**Set task:** Here are some records; quote them exactly, leaving out the pictures.

**Data:**
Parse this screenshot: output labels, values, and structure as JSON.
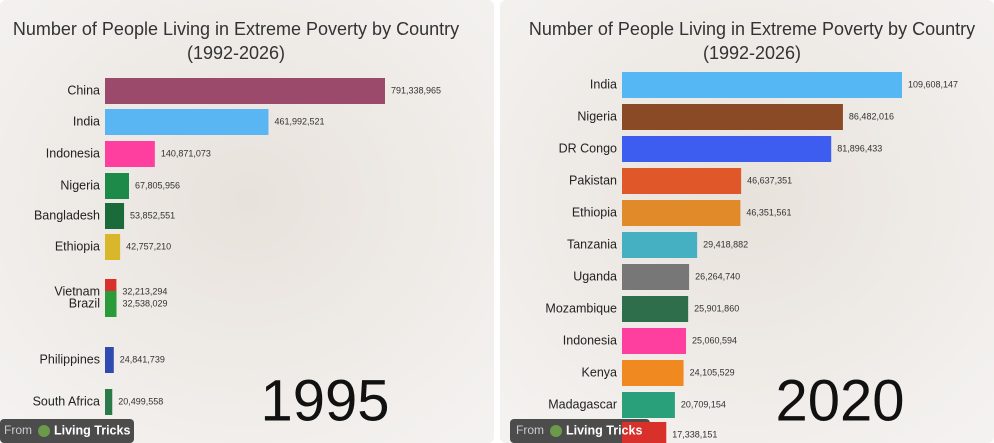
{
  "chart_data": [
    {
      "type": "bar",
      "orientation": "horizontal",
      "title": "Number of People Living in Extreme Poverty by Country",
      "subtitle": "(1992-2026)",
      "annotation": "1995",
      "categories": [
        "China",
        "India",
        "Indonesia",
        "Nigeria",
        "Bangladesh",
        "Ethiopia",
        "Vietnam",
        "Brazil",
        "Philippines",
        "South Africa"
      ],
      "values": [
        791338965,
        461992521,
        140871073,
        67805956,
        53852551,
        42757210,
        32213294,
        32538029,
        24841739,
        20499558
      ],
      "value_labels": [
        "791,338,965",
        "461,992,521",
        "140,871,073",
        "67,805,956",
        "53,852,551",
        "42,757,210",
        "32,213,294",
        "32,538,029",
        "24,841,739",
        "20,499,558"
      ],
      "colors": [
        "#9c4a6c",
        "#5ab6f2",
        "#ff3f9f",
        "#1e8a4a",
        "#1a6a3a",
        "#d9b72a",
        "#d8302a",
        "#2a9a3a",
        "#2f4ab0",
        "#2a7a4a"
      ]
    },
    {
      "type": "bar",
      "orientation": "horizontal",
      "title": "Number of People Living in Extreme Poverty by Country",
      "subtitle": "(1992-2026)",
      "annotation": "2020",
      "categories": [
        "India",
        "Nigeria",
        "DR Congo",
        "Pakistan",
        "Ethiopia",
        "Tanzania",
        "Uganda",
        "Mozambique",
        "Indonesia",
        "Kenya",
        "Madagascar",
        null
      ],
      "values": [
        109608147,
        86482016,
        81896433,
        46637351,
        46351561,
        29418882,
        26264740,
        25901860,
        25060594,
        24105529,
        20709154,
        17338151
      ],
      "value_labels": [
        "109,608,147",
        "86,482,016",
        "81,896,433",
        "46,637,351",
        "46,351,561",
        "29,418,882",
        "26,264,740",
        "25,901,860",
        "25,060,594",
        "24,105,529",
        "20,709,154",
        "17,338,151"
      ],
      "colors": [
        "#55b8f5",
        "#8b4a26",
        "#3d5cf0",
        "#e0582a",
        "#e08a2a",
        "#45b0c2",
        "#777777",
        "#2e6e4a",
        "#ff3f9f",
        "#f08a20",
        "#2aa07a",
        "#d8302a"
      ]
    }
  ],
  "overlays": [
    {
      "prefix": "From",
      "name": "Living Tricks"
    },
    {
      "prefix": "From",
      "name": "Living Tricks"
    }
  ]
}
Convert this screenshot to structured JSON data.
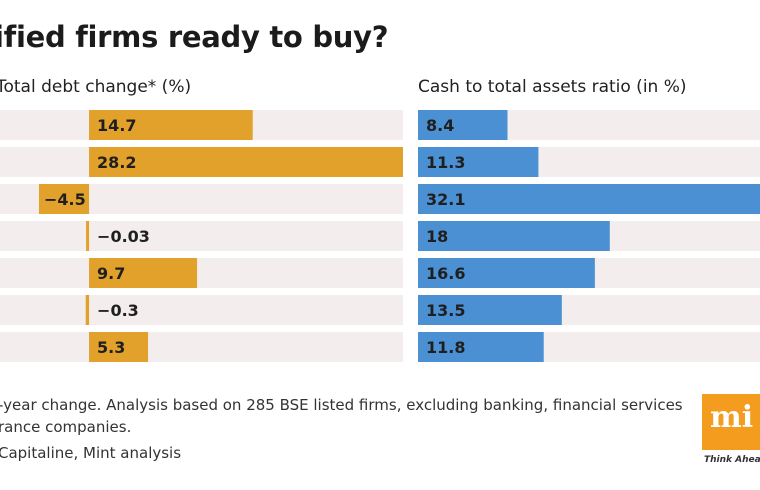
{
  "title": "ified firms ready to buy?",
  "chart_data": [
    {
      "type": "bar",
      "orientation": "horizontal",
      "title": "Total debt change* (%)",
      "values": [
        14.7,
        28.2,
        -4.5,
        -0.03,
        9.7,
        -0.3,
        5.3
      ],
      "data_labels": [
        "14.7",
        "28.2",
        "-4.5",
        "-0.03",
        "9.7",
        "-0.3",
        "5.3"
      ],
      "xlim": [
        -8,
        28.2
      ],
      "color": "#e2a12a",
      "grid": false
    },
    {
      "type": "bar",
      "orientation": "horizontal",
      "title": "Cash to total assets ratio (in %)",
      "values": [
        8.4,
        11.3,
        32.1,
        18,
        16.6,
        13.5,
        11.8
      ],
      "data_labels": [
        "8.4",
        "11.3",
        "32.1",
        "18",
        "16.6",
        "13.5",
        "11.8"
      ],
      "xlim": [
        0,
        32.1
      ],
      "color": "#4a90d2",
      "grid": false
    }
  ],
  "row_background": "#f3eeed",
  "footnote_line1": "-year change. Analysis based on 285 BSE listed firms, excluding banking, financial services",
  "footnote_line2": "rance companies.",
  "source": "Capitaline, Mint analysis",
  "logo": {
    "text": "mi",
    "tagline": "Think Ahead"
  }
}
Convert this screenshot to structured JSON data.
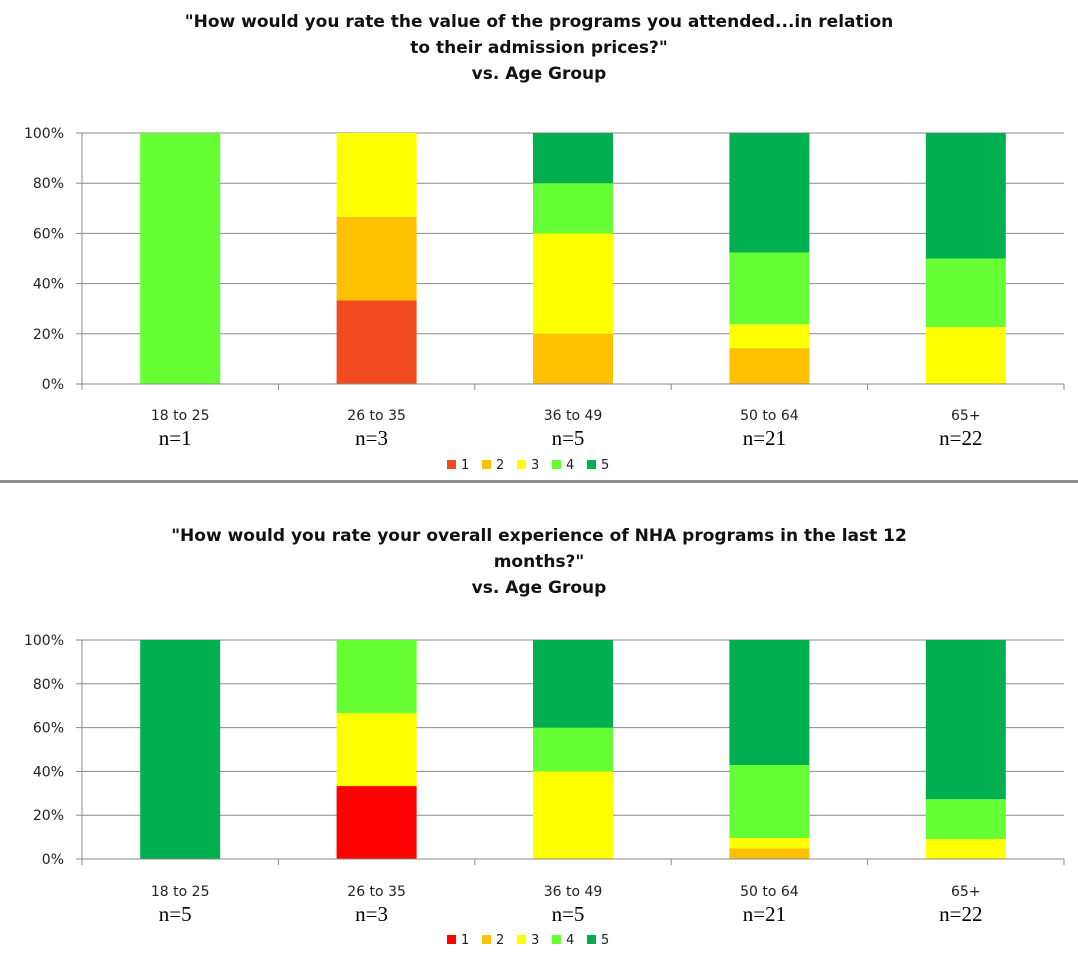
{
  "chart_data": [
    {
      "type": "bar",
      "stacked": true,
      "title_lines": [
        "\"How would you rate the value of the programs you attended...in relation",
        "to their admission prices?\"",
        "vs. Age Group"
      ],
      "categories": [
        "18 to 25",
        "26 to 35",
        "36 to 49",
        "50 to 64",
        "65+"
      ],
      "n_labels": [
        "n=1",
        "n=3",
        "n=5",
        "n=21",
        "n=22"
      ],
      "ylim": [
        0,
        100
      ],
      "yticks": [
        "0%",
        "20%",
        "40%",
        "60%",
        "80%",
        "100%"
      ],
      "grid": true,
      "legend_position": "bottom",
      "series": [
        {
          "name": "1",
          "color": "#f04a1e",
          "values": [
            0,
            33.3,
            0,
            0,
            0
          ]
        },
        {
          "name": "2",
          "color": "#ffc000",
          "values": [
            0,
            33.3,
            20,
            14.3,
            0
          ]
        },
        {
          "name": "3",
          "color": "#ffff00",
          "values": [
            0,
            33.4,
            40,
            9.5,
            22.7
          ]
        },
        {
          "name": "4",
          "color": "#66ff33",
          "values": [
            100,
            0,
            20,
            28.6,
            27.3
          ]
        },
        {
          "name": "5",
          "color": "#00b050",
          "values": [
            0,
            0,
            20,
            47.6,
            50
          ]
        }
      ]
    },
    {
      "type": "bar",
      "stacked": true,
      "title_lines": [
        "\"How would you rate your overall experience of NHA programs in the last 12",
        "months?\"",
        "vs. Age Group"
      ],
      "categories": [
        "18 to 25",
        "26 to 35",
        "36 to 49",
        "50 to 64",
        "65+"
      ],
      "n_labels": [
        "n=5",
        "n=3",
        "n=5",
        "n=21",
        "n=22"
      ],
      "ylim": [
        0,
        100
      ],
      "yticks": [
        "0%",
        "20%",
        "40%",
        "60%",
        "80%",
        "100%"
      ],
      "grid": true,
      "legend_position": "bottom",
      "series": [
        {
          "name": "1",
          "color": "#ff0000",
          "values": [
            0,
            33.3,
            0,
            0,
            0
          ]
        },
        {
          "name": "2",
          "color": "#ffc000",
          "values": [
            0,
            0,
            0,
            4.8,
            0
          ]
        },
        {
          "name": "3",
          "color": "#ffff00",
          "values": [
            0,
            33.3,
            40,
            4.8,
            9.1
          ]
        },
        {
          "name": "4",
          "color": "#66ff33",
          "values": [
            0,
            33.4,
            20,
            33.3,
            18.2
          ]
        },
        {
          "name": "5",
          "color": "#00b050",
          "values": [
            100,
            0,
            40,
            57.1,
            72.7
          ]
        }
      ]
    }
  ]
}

**Correct answer:**
Parse this screenshot: output labels, values, and structure as JSON.
{
  "chart_data": [
    {
      "type": "bar",
      "orientation": "horizontal",
      "title": "Number of People Living in Extreme Poverty by Country",
      "subtitle": "(1992-2026)",
      "annotation": "1995",
      "categories": [
        "China",
        "India",
        "Indonesia",
        "Nigeria",
        "Bangladesh",
        "Ethiopia",
        "Vietnam",
        "Brazil",
        "Philippines",
        "South Africa"
      ],
      "values": [
        791338965,
        461992521,
        140871073,
        67805956,
        53852551,
        42757210,
        32213294,
        32538029,
        24841739,
        20499558
      ],
      "value_labels": [
        "791,338,965",
        "461,992,521",
        "140,871,073",
        "67,805,956",
        "53,852,551",
        "42,757,210",
        "32,213,294",
        "32,538,029",
        "24,841,739",
        "20,499,558"
      ],
      "colors": [
        "#9c4a6c",
        "#5ab6f2",
        "#ff3f9f",
        "#1e8a4a",
        "#1a6a3a",
        "#d9b72a",
        "#d8302a",
        "#2a9a3a",
        "#2f4ab0",
        "#2a7a4a"
      ]
    },
    {
      "type": "bar",
      "orientation": "horizontal",
      "title": "Number of People Living in Extreme Poverty by Country",
      "subtitle": "(1992-2026)",
      "annotation": "2020",
      "categories": [
        "India",
        "Nigeria",
        "DR Congo",
        "Pakistan",
        "Ethiopia",
        "Tanzania",
        "Uganda",
        "Mozambique",
        "Indonesia",
        "Kenya",
        "Madagascar",
        null
      ],
      "values": [
        109608147,
        86482016,
        81896433,
        46637351,
        46351561,
        29418882,
        26264740,
        25901860,
        25060594,
        24105529,
        20709154,
        17338151
      ],
      "value_labels": [
        "109,608,147",
        "86,482,016",
        "81,896,433",
        "46,637,351",
        "46,351,561",
        "29,418,882",
        "26,264,740",
        "25,901,860",
        "25,060,594",
        "24,105,529",
        "20,709,154",
        "17,338,151"
      ],
      "colors": [
        "#55b8f5",
        "#8b4a26",
        "#3d5cf0",
        "#e0582a",
        "#e08a2a",
        "#45b0c2",
        "#777777",
        "#2e6e4a",
        "#ff3f9f",
        "#f08a20",
        "#2aa07a",
        "#d8302a"
      ]
    }
  ],
  "overlays": [
    {
      "prefix": "From",
      "name": "Living Tricks"
    },
    {
      "prefix": "From",
      "name": "Living Tricks"
    }
  ]
}
Convert this screenshot to structured JSON data.
{
  "title": "ified firms ready to buy?",
  "chart_data": [
    {
      "type": "bar",
      "orientation": "horizontal",
      "title": "Total debt change* (%)",
      "values": [
        14.7,
        28.2,
        -4.5,
        -0.03,
        9.7,
        -0.3,
        5.3
      ],
      "data_labels": [
        "14.7",
        "28.2",
        "-4.5",
        "-0.03",
        "9.7",
        "-0.3",
        "5.3"
      ],
      "xlim": [
        -8,
        28.2
      ],
      "color": "#e2a12a",
      "grid": false
    },
    {
      "type": "bar",
      "orientation": "horizontal",
      "title": "Cash to total assets ratio (in %)",
      "values": [
        8.4,
        11.3,
        32.1,
        18,
        16.6,
        13.5,
        11.8
      ],
      "data_labels": [
        "8.4",
        "11.3",
        "32.1",
        "18",
        "16.6",
        "13.5",
        "11.8"
      ],
      "xlim": [
        0,
        32.1
      ],
      "color": "#4a90d2",
      "grid": false
    }
  ],
  "row_background": "#f3eeed",
  "footnote_line1": "-year change. Analysis based on 285 BSE listed firms, excluding banking, financial services",
  "footnote_line2": "rance companies.",
  "source": "Capitaline, Mint analysis",
  "logo": {
    "text": "mi",
    "tagline": "Think Ahead"
  }
}
Convert this screenshot to structured JSON data.
{
  "chart_data": [
    {
      "type": "bar",
      "stacked": true,
      "title_lines": [
        "\"How would you rate the value of the programs you attended...in relation",
        "to their admission prices?\"",
        "vs. Age Group"
      ],
      "categories": [
        "18 to 25",
        "26 to 35",
        "36 to 49",
        "50 to 64",
        "65+"
      ],
      "n_labels": [
        "n=1",
        "n=3",
        "n=5",
        "n=21",
        "n=22"
      ],
      "ylim": [
        0,
        100
      ],
      "yticks": [
        "0%",
        "20%",
        "40%",
        "60%",
        "80%",
        "100%"
      ],
      "grid": true,
      "legend_position": "bottom",
      "series": [
        {
          "name": "1",
          "color": "#f04a1e",
          "values": [
            0,
            33.3,
            0,
            0,
            0
          ]
        },
        {
          "name": "2",
          "color": "#ffc000",
          "values": [
            0,
            33.3,
            20,
            14.3,
            0
          ]
        },
        {
          "name": "3",
          "color": "#ffff00",
          "values": [
            0,
            33.4,
            40,
            9.5,
            22.7
          ]
        },
        {
          "name": "4",
          "color": "#66ff33",
          "values": [
            100,
            0,
            20,
            28.6,
            27.3
          ]
        },
        {
          "name": "5",
          "color": "#00b050",
          "values": [
            0,
            0,
            20,
            47.6,
            50
          ]
        }
      ]
    },
    {
      "type": "bar",
      "stacked": true,
      "title_lines": [
        "\"How would you rate your overall experience of NHA programs in the last 12",
        "months?\"",
        "vs. Age Group"
      ],
      "categories": [
        "18 to 25",
        "26 to 35",
        "36 to 49",
        "50 to 64",
        "65+"
      ],
      "n_labels": [
        "n=5",
        "n=3",
        "n=5",
        "n=21",
        "n=22"
      ],
      "ylim": [
        0,
        100
      ],
      "yticks": [
        "0%",
        "20%",
        "40%",
        "60%",
        "80%",
        "100%"
      ],
      "grid": true,
      "legend_position": "bottom",
      "series": [
        {
          "name": "1",
          "color": "#ff0000",
          "values": [
            0,
            33.3,
            0,
            0,
            0
          ]
        },
        {
          "name": "2",
          "color": "#ffc000",
          "values": [
            0,
            0,
            0,
            4.8,
            0
          ]
        },
        {
          "name": "3",
          "color": "#ffff00",
          "values": [
            0,
            33.3,
            40,
            4.8,
            9.1
          ]
        },
        {
          "name": "4",
          "color": "#66ff33",
          "values": [
            0,
            33.4,
            20,
            33.3,
            18.2
          ]
        },
        {
          "name": "5",
          "color": "#00b050",
          "values": [
            100,
            0,
            40,
            57.1,
            72.7
          ]
        }
      ]
    }
  ]
}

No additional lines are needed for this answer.